# What to produce:
Replace "glyph-pixel" with "glyph-dot" in the lines that begin at the line containing "type-tool-icon[interactable]: T bbox=[16, 13, 40, 35]" and end after the line containing "ruler-minor-tick bbox=[315, 84, 317, 91]", keeping everything else the same. Return only those lines.

# Data shown:
******

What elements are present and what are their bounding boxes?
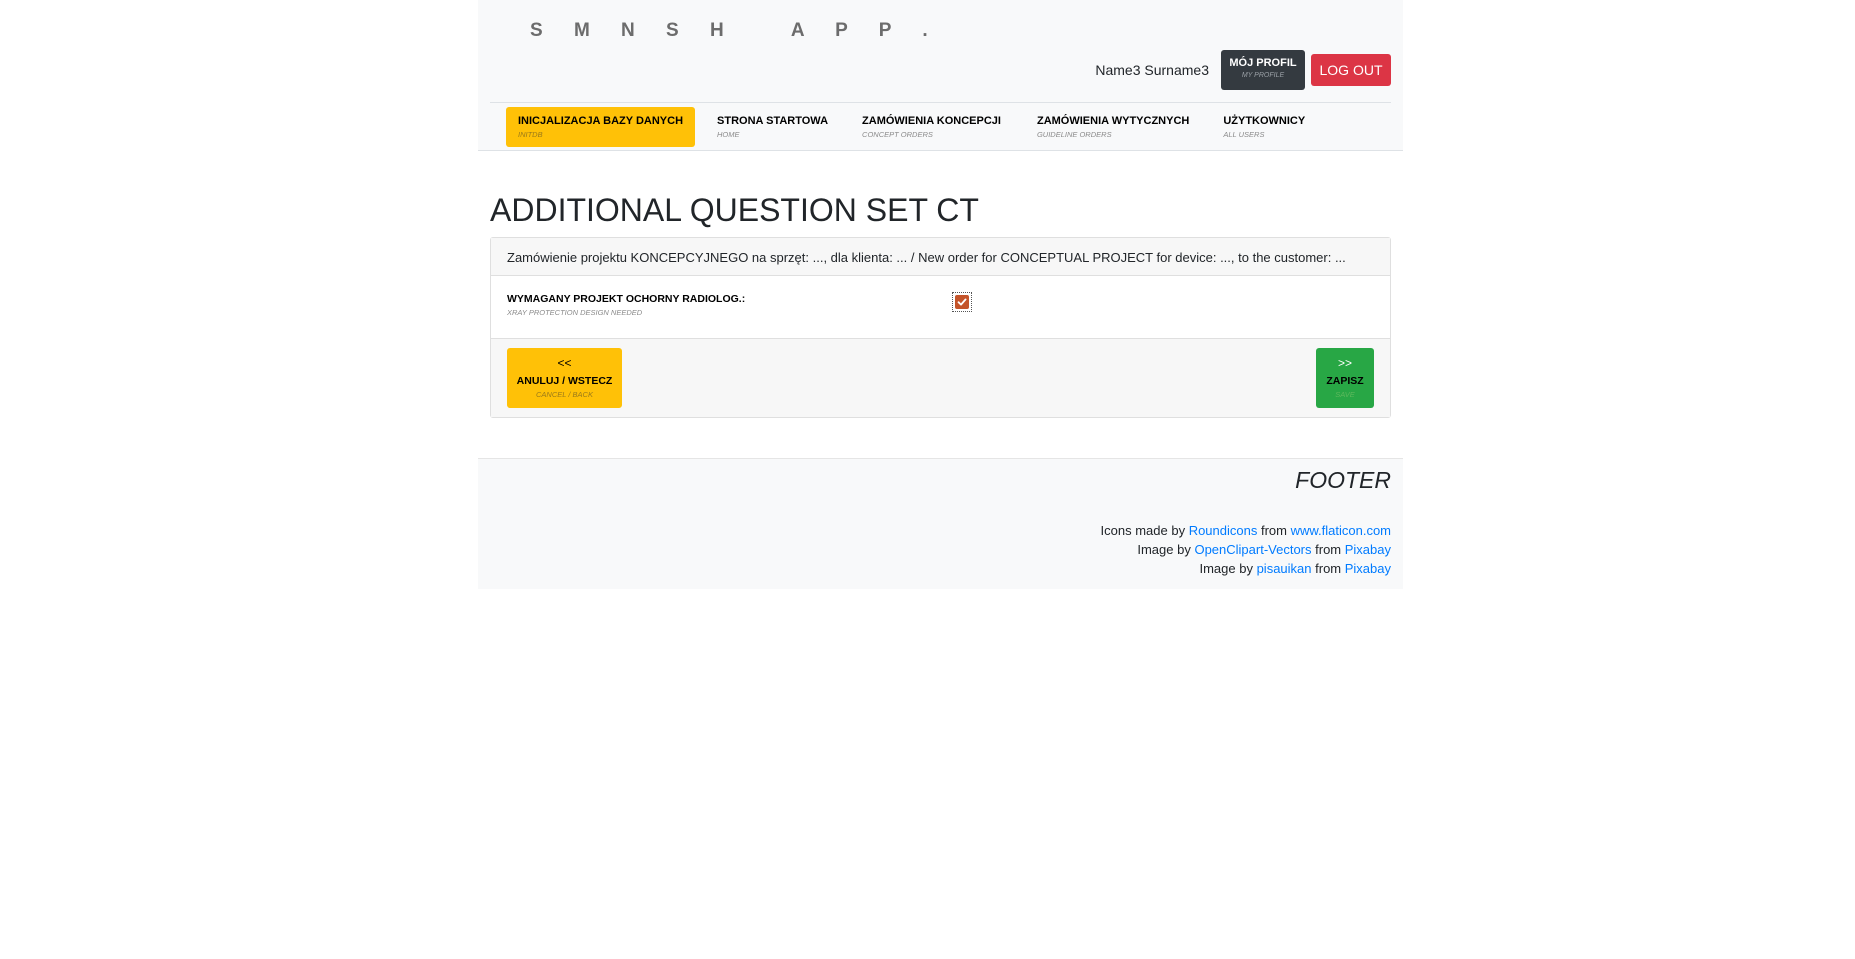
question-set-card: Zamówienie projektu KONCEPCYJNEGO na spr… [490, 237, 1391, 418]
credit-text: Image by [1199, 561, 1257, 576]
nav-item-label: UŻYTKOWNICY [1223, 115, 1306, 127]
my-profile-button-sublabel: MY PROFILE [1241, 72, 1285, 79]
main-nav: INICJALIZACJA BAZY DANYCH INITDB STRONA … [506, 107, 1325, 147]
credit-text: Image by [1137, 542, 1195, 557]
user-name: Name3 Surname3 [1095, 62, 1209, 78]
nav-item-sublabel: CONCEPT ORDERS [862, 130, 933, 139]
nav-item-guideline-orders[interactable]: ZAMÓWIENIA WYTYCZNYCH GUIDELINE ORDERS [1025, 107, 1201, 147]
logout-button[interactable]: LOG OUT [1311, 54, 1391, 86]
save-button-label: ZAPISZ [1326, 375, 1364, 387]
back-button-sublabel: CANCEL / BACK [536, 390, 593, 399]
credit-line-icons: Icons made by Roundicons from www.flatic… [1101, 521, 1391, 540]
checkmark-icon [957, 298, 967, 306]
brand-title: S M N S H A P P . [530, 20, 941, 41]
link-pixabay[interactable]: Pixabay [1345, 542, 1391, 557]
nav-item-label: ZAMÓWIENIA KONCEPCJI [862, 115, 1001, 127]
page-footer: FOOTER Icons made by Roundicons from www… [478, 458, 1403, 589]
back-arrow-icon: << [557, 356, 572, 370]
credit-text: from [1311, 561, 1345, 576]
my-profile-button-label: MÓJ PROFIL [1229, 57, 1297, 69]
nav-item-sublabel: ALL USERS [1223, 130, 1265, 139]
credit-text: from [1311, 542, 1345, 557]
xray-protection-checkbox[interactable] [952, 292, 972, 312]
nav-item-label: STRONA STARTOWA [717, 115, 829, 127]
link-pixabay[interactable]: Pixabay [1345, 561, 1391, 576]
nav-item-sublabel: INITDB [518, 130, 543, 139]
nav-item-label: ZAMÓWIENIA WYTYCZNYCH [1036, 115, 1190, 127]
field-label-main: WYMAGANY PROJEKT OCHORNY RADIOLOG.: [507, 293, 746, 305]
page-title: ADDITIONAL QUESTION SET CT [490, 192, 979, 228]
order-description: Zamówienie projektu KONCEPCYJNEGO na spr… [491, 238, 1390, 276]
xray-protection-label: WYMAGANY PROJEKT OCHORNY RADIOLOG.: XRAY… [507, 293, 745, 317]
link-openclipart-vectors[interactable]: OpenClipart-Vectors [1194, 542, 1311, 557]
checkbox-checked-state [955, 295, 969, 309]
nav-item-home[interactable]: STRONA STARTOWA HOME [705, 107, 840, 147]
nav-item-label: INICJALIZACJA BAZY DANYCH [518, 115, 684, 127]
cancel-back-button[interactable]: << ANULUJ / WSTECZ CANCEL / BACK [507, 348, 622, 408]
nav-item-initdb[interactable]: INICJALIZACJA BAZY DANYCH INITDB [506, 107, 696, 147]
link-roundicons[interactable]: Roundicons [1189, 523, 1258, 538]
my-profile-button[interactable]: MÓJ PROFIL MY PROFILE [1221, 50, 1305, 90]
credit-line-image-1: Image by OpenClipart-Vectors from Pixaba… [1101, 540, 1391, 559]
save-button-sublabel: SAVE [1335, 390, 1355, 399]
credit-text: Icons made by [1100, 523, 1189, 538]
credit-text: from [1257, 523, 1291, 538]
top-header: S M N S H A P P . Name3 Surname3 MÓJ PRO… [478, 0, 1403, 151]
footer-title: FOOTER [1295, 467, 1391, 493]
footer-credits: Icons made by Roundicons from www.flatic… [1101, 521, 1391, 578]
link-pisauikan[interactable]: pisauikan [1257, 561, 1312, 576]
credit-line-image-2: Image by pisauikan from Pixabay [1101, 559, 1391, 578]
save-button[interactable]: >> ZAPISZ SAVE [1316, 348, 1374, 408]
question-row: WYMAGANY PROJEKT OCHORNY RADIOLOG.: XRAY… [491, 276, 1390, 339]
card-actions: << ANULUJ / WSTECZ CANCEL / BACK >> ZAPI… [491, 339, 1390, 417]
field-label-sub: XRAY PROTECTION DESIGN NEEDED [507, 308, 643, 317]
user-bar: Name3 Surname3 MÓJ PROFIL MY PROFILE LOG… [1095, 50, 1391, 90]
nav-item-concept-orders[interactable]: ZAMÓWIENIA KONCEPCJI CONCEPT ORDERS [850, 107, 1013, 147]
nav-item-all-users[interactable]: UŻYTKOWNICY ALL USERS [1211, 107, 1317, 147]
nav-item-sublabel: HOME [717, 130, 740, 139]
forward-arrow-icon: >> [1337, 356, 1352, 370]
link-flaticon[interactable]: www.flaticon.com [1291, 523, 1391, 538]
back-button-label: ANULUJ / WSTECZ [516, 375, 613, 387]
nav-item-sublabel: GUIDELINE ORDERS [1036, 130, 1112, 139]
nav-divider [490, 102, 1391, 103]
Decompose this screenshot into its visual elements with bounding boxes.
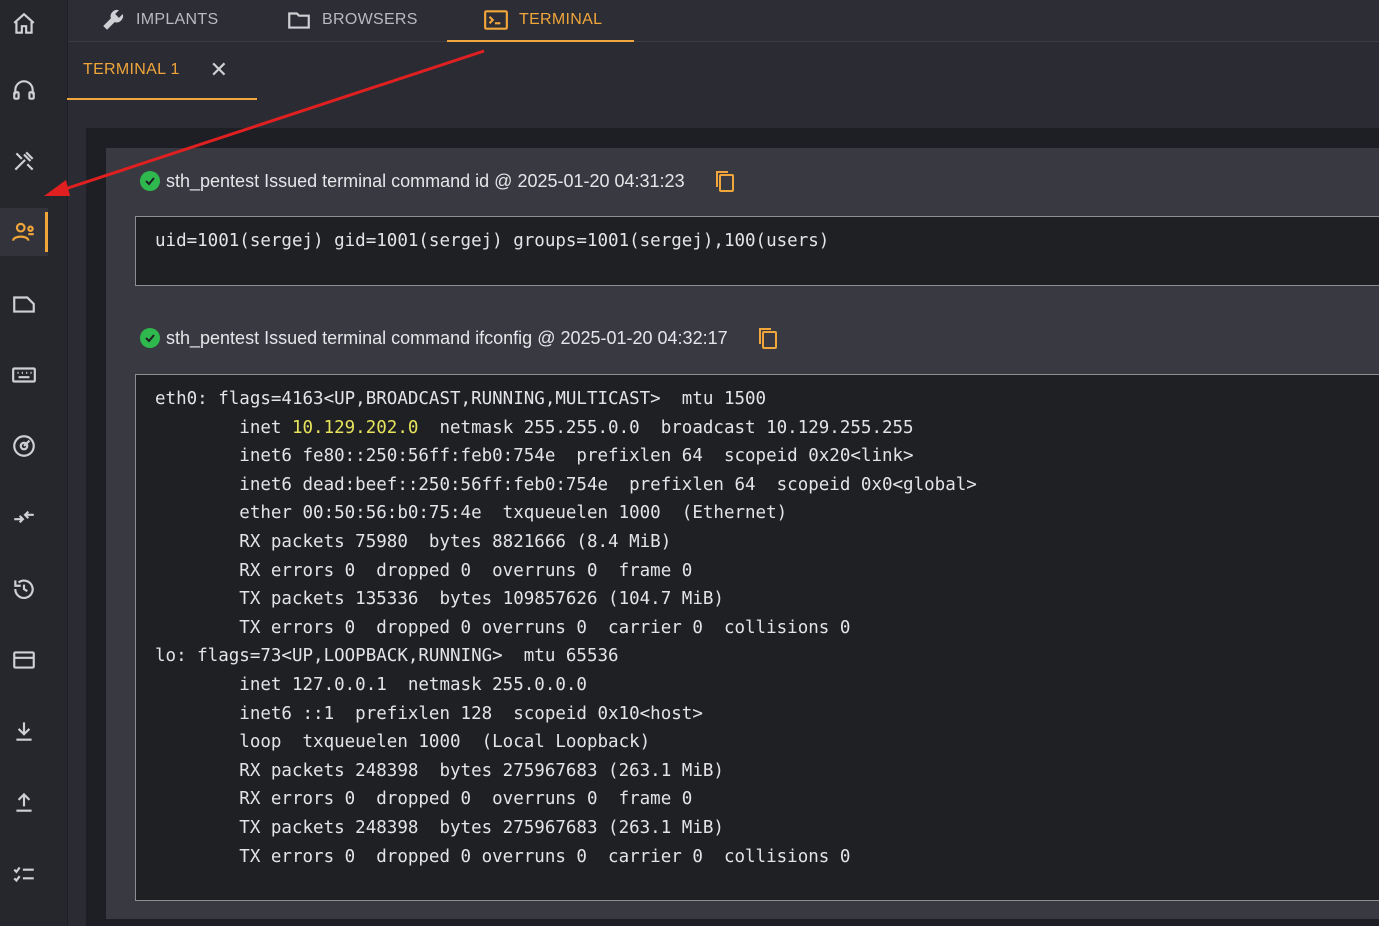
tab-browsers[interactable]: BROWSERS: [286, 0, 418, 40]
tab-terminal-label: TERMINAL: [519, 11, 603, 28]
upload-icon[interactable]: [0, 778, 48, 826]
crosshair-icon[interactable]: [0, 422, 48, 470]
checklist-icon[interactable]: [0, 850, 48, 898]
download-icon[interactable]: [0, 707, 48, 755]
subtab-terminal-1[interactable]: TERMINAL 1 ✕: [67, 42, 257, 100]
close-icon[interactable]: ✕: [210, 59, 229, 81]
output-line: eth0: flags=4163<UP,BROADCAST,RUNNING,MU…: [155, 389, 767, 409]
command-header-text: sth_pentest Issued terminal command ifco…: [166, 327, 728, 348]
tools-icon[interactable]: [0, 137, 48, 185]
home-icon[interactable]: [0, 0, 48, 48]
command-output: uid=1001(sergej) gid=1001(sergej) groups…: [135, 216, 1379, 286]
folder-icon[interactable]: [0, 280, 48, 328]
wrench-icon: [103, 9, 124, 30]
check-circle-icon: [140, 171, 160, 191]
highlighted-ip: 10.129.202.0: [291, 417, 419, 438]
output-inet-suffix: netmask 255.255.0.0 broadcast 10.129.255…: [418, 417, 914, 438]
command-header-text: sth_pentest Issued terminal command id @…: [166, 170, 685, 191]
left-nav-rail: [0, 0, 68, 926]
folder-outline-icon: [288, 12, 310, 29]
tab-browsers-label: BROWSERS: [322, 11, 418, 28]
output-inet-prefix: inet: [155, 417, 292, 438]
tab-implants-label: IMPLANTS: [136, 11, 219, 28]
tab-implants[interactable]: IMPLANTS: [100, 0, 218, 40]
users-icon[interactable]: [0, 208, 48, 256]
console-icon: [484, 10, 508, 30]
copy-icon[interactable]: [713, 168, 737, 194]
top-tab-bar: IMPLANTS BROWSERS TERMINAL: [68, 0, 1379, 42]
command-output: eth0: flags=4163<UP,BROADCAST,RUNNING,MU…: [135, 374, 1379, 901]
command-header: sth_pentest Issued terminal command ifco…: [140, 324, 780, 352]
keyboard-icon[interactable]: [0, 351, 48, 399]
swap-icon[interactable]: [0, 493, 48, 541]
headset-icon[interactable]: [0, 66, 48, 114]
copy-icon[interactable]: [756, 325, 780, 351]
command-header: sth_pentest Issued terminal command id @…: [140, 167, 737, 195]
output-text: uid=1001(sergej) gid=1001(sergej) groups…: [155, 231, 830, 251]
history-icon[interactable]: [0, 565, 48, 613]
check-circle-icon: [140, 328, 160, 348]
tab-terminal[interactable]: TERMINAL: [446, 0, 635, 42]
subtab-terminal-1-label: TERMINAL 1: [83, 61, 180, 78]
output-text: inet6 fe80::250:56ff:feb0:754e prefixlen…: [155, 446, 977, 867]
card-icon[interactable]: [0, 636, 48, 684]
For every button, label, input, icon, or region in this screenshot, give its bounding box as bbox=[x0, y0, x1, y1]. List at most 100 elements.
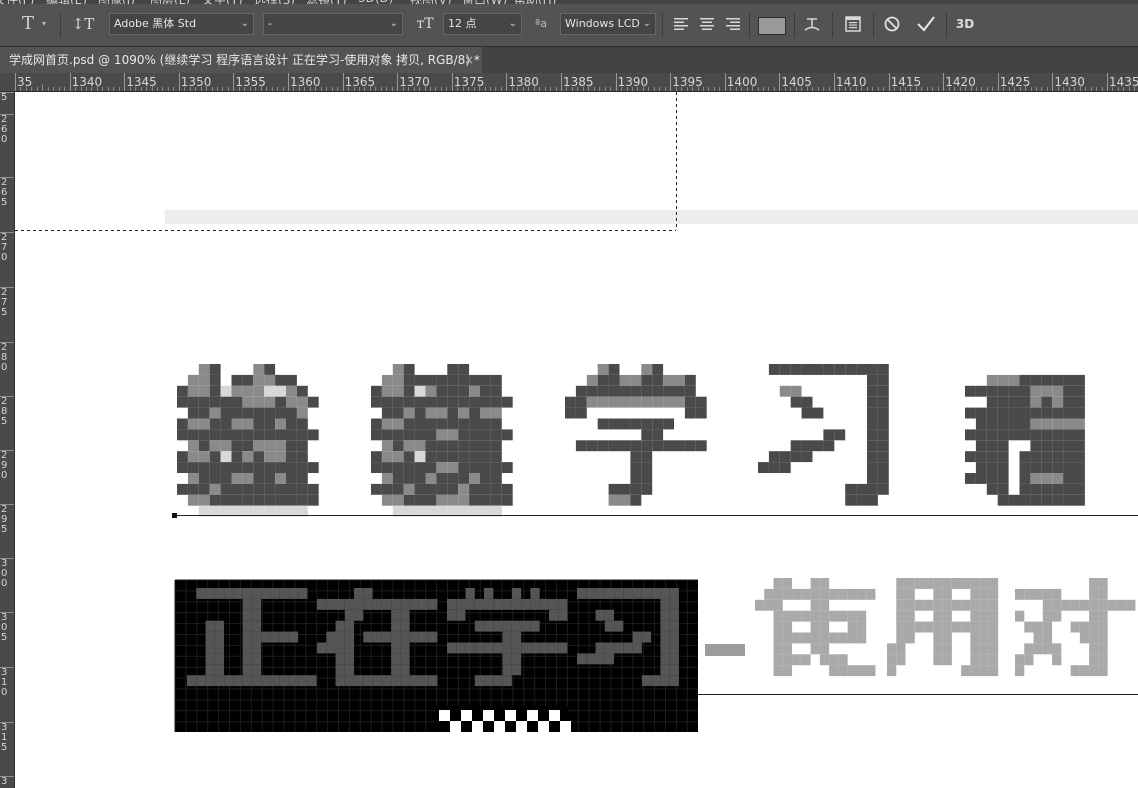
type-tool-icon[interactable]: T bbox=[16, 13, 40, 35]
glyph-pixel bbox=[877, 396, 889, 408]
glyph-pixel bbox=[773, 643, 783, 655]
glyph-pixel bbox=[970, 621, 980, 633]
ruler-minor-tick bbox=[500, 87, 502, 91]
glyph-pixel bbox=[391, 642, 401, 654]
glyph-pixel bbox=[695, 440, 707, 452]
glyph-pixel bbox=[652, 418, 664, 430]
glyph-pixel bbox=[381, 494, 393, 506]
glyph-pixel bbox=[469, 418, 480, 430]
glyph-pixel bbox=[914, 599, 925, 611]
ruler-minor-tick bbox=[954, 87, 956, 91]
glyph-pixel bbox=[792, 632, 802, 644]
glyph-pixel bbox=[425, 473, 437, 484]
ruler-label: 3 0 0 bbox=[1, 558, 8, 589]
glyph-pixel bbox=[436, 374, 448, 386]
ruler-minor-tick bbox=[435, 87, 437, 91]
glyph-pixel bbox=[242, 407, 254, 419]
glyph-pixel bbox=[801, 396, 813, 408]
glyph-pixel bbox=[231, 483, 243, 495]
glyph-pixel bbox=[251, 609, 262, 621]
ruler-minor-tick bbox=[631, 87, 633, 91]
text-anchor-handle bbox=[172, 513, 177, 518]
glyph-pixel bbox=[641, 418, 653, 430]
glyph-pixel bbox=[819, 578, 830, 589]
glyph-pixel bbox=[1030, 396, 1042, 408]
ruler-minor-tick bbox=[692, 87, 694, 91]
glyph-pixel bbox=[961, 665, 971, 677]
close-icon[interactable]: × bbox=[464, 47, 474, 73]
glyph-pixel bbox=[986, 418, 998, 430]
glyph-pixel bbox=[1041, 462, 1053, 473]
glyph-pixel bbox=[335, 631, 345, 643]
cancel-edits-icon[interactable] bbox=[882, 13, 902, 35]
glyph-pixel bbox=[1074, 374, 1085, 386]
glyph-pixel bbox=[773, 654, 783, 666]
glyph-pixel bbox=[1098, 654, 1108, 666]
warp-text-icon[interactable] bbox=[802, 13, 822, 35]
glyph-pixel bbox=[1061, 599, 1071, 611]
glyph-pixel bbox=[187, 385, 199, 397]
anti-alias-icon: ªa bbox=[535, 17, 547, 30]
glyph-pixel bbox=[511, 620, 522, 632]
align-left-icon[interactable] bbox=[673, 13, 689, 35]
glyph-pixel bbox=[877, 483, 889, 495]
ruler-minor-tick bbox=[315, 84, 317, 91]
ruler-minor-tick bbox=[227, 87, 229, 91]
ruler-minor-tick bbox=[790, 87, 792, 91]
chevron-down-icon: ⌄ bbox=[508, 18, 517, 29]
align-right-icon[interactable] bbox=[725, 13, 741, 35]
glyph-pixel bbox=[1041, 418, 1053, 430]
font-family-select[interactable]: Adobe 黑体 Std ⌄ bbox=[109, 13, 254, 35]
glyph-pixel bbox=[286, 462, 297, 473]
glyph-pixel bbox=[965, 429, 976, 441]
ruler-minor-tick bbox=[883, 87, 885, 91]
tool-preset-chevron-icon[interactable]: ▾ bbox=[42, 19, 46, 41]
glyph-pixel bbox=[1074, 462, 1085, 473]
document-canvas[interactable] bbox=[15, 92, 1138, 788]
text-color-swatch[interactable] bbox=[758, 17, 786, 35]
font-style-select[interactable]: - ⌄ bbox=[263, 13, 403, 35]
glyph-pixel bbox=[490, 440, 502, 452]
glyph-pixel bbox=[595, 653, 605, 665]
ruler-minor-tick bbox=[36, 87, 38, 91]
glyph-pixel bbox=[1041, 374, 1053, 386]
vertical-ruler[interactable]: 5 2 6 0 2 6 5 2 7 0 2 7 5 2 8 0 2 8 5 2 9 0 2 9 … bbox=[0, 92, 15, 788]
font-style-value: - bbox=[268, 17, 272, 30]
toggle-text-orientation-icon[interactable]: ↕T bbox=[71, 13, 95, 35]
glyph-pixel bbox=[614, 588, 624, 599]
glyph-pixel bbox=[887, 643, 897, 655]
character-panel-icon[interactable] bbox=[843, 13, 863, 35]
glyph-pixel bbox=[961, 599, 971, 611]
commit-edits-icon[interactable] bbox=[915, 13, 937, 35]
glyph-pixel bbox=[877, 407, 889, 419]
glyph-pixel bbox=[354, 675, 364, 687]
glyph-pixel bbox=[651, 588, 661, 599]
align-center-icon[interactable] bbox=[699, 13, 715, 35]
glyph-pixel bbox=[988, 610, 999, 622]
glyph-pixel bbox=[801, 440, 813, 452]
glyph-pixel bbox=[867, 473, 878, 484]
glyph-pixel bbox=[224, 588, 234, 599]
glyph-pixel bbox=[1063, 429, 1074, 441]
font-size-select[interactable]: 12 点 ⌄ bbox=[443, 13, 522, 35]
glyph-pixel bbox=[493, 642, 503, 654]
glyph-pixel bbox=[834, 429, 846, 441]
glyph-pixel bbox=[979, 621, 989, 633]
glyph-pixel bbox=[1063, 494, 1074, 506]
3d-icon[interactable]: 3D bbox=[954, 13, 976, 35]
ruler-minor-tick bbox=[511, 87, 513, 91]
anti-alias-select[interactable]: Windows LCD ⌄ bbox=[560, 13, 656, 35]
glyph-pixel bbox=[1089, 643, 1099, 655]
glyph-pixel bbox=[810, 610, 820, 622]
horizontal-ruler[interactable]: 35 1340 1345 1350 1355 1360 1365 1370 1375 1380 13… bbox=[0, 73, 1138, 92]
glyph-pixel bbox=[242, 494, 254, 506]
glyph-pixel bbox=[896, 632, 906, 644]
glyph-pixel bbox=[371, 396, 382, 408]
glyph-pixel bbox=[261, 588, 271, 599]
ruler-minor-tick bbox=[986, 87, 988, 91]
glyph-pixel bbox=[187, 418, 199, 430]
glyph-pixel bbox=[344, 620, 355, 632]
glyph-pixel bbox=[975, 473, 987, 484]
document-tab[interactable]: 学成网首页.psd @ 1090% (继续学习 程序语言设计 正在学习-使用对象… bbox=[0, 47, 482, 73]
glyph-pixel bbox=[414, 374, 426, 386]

******

# Full output:
type-tool-icon[interactable]: T bbox=[16, 13, 40, 35]
glyph-dot bbox=[877, 396, 889, 408]
glyph-dot bbox=[773, 643, 783, 655]
glyph-dot bbox=[970, 621, 980, 633]
ruler-minor-tick bbox=[500, 87, 502, 91]
glyph-dot bbox=[391, 642, 401, 654]
glyph-dot bbox=[695, 440, 707, 452]
glyph-dot bbox=[652, 418, 664, 430]
glyph-dot bbox=[381, 494, 393, 506]
glyph-dot bbox=[469, 418, 480, 430]
glyph-dot bbox=[914, 599, 925, 611]
ruler-minor-tick bbox=[954, 87, 956, 91]
glyph-dot bbox=[792, 632, 802, 644]
glyph-dot bbox=[425, 473, 437, 484]
ruler-label: 3 0 0 bbox=[1, 558, 8, 589]
glyph-dot bbox=[436, 374, 448, 386]
ruler-minor-tick bbox=[435, 87, 437, 91]
glyph-dot bbox=[242, 407, 254, 419]
glyph-dot bbox=[801, 396, 813, 408]
glyph-dot bbox=[231, 483, 243, 495]
glyph-dot bbox=[251, 609, 262, 621]
ruler-minor-tick bbox=[631, 87, 633, 91]
text-anchor-handle bbox=[172, 513, 177, 518]
glyph-dot bbox=[641, 418, 653, 430]
glyph-dot bbox=[819, 578, 830, 589]
glyph-dot bbox=[1030, 396, 1042, 408]
ruler-minor-tick bbox=[692, 87, 694, 91]
glyph-dot bbox=[961, 665, 971, 677]
close-icon[interactable]: × bbox=[464, 47, 474, 73]
glyph-dot bbox=[986, 418, 998, 430]
glyph-dot bbox=[1041, 462, 1053, 473]
glyph-dot bbox=[335, 631, 345, 643]
cancel-edits-icon[interactable] bbox=[882, 13, 902, 35]
glyph-dot bbox=[1074, 374, 1085, 386]
glyph-dot bbox=[773, 654, 783, 666]
glyph-dot bbox=[1098, 654, 1108, 666]
warp-text-icon[interactable] bbox=[802, 13, 822, 35]
glyph-dot bbox=[1061, 599, 1071, 611]
glyph-dot bbox=[187, 385, 199, 397]
anti-alias-icon: ªa bbox=[535, 17, 547, 30]
glyph-dot bbox=[511, 620, 522, 632]
align-left-icon[interactable] bbox=[673, 13, 689, 35]
glyph-dot bbox=[877, 483, 889, 495]
ruler-minor-tick bbox=[315, 84, 317, 91]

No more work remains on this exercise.